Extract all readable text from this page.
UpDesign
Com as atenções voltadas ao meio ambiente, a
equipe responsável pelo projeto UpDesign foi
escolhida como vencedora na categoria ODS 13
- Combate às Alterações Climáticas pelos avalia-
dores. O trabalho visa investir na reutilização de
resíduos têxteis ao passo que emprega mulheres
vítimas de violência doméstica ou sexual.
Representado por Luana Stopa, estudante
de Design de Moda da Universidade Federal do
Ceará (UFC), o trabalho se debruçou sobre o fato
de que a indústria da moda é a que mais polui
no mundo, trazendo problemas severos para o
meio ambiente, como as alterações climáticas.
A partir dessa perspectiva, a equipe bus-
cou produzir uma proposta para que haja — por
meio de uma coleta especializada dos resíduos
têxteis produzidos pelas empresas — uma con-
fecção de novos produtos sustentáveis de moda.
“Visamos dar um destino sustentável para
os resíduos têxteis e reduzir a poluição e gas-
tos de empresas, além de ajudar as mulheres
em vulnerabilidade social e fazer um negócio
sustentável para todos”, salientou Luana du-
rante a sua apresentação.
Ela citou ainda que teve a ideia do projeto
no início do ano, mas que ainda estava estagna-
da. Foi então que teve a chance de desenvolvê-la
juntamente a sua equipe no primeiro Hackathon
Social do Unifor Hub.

» Aim
Pull every line containing "como" out of the data above.

» Correct response
escolhida como vencedora na categoria ODS 13
meio ambiente, como as alterações climáticas.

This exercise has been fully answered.